#### [What you need to do]
Rewrite all the data below, changing every "poem-line" to "verse-line" and keeping everything else the same. Leave out the pictures.

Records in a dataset

***

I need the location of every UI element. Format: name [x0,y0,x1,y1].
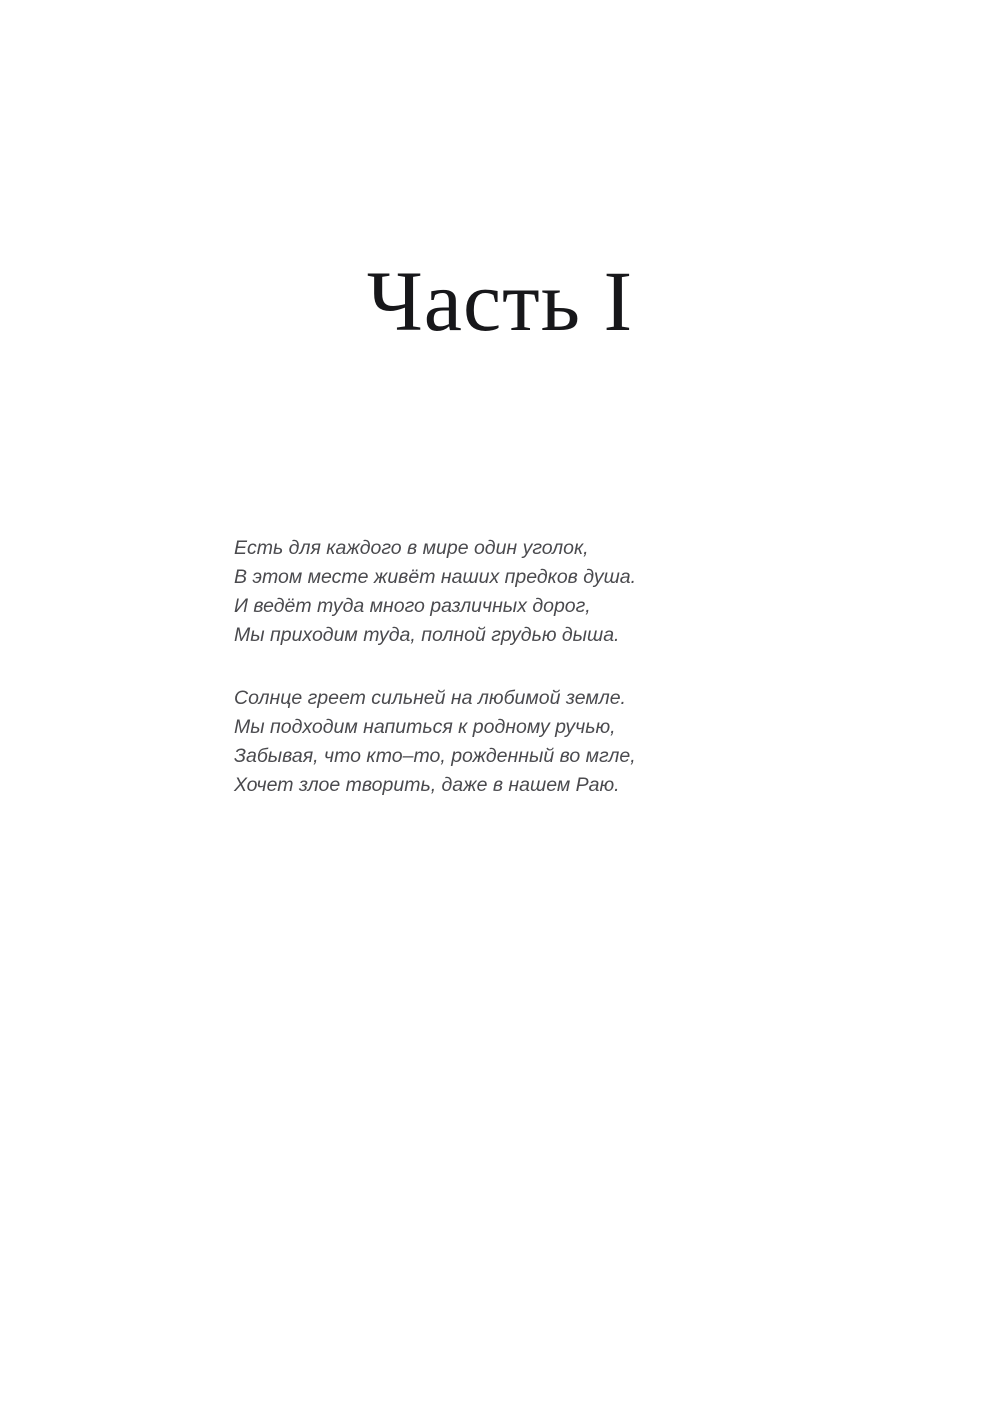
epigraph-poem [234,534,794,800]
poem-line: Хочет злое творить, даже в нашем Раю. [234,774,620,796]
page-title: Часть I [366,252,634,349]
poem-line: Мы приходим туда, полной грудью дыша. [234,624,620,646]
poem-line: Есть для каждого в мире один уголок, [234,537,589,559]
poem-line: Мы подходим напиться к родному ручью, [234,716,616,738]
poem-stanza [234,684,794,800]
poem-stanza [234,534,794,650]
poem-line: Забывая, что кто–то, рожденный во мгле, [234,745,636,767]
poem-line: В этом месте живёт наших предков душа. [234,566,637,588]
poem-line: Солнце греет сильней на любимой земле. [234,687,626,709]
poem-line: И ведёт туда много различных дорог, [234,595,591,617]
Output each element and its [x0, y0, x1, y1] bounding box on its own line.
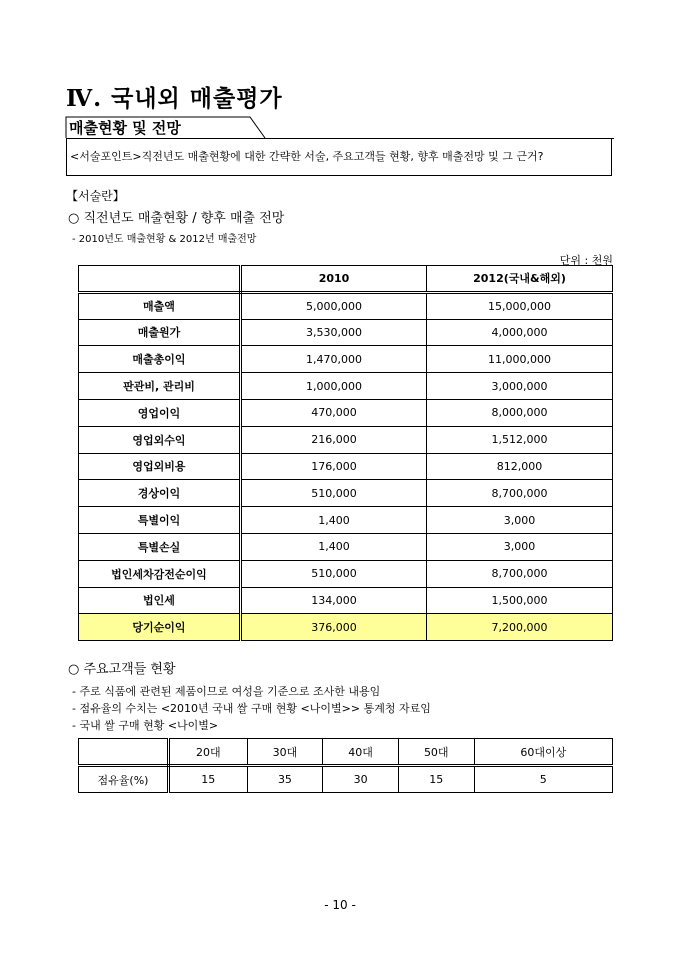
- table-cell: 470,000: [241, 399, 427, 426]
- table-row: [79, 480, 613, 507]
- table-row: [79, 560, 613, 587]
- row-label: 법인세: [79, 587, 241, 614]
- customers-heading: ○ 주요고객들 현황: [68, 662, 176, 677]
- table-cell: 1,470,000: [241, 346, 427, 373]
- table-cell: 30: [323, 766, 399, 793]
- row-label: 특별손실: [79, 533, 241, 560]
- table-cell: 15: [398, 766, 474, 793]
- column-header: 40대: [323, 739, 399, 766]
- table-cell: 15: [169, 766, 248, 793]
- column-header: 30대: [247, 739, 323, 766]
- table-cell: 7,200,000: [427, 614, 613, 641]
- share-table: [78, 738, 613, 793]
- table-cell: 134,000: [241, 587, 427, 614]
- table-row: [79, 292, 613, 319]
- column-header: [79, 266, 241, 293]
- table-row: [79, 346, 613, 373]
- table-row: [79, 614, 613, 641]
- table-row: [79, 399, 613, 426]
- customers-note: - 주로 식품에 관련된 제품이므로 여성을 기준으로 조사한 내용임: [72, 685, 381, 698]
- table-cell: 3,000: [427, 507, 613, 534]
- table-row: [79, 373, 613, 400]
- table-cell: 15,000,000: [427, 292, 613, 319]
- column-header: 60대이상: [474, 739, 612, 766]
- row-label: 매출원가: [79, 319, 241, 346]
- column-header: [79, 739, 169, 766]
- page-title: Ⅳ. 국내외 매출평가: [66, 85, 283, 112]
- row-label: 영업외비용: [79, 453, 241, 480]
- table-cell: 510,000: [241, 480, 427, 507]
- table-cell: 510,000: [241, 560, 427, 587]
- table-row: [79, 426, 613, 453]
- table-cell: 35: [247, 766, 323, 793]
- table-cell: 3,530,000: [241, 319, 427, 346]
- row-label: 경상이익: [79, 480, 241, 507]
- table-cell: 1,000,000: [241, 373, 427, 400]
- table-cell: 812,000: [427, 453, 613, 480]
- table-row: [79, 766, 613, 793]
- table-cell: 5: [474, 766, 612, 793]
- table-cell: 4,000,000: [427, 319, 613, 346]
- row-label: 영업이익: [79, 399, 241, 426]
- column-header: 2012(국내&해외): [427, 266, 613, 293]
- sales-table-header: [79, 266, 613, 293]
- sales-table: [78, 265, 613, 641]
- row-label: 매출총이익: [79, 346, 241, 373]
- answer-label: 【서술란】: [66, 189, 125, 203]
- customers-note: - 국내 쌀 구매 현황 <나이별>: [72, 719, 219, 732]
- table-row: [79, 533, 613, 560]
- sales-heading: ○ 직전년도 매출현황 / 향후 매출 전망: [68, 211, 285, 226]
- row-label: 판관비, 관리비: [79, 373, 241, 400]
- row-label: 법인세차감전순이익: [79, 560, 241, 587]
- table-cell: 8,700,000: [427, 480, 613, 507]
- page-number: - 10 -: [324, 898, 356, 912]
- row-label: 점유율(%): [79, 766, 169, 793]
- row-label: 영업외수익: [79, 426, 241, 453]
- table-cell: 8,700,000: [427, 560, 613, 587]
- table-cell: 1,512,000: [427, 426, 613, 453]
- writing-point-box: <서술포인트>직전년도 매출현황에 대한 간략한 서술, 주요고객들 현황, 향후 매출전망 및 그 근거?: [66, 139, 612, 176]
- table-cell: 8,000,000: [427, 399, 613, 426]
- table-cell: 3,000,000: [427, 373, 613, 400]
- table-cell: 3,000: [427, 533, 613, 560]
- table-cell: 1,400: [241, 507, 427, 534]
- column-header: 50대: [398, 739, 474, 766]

***

#### [Full solution]
I need the location of every UI element. Format: name [x0,y0,x1,y1].
epigraph-poem [234,534,794,800]
verse-line: Хочет злое творить, даже в нашем Раю. [234,774,620,796]
page-title: Часть I [366,252,634,349]
verse-line: Мы приходим туда, полной грудью дыша. [234,624,620,646]
verse-line: Есть для каждого в мире один уголок, [234,537,589,559]
verse-line: Мы подходим напиться к родному ручью, [234,716,616,738]
poem-stanza [234,684,794,800]
poem-stanza [234,534,794,650]
verse-line: Забывая, что кто–то, рожденный во мгле, [234,745,636,767]
verse-line: В этом месте живёт наших предков душа. [234,566,637,588]
verse-line: Солнце греет сильней на любимой земле. [234,687,626,709]
verse-line: И ведёт туда много различных дорог, [234,595,591,617]
Output each element and its [x0, y0, x1, y1] bounding box on its own line.
- table-cell: 470,000: [241, 399, 427, 426]
- table-row: [79, 480, 613, 507]
- table-row: [79, 560, 613, 587]
- row-label: 법인세: [79, 587, 241, 614]
- customers-heading: ○ 주요고객들 현황: [68, 662, 176, 677]
- table-cell: 1,470,000: [241, 346, 427, 373]
- table-cell: 30: [323, 766, 399, 793]
- row-label: 특별손실: [79, 533, 241, 560]
- table-cell: 15: [398, 766, 474, 793]
- column-header: 40대: [323, 739, 399, 766]
- table-cell: 15: [169, 766, 248, 793]
- column-header: 30대: [247, 739, 323, 766]
- table-cell: 7,200,000: [427, 614, 613, 641]
- share-table: [78, 738, 613, 793]
- table-cell: 134,000: [241, 587, 427, 614]
- table-row: [79, 292, 613, 319]
- column-header: [79, 266, 241, 293]
- table-row: [79, 346, 613, 373]
- table-row: [79, 614, 613, 641]
- table-row: [79, 399, 613, 426]
- customers-note: - 주로 식품에 관련된 제품이므로 여성을 기준으로 조사한 내용임: [72, 685, 381, 698]
- table-cell: 3,000: [427, 507, 613, 534]
- table-row: [79, 373, 613, 400]
- table-cell: 15,000,000: [427, 292, 613, 319]
- column-header: 60대이상: [474, 739, 612, 766]
- row-label: 매출원가: [79, 319, 241, 346]
- column-header: [79, 739, 169, 766]
- page-title: Ⅳ. 국내외 매출평가: [66, 85, 283, 112]
- row-label: 영업외비용: [79, 453, 241, 480]
- table-cell: 510,000: [241, 480, 427, 507]
- table-cell: 510,000: [241, 560, 427, 587]
- table-row: [79, 426, 613, 453]
- table-cell: 35: [247, 766, 323, 793]
- table-cell: 3,530,000: [241, 319, 427, 346]
- row-label: 경상이익: [79, 480, 241, 507]
- table-cell: 1,000,000: [241, 373, 427, 400]
- table-cell: 812,000: [427, 453, 613, 480]
- table-row: [79, 766, 613, 793]
- table-cell: 5: [474, 766, 612, 793]
- table-cell: 4,000,000: [427, 319, 613, 346]
- row-label: 영업이익: [79, 399, 241, 426]
- column-header: 2012(국내&해외): [427, 266, 613, 293]
- sales-table-header: [79, 266, 613, 293]
- sales-table: [78, 265, 613, 641]
- row-label: 매출총이익: [79, 346, 241, 373]
- answer-label: 【서술란】: [66, 189, 125, 203]
- customers-note: - 국내 쌀 구매 현황 <나이별>: [72, 719, 219, 732]
- table-row: [79, 533, 613, 560]
- sales-heading: ○ 직전년도 매출현황 / 향후 매출 전망: [68, 211, 285, 226]
- row-label: 판관비, 관리비: [79, 373, 241, 400]
- row-label: 법인세차감전순이익: [79, 560, 241, 587]
- table-cell: 8,700,000: [427, 480, 613, 507]
- page-number: - 10 -: [324, 898, 356, 912]
- row-label: 점유율(%): [79, 766, 169, 793]
- row-label: 영업외수익: [79, 426, 241, 453]
- table-cell: 8,700,000: [427, 560, 613, 587]
- table-cell: 1,512,000: [427, 426, 613, 453]
- writing-point-box: <서술포인트>직전년도 매출현황에 대한 간략한 서술, 주요고객들 현황, 향후 매출전망 및 그 근거?: [66, 139, 612, 176]
- table-cell: 8,000,000: [427, 399, 613, 426]
- table-cell: 3,000,000: [427, 373, 613, 400]
- table-cell: 3,000: [427, 533, 613, 560]
- table-cell: 1,400: [241, 507, 427, 534]
- column-header: 50대: [398, 739, 474, 766]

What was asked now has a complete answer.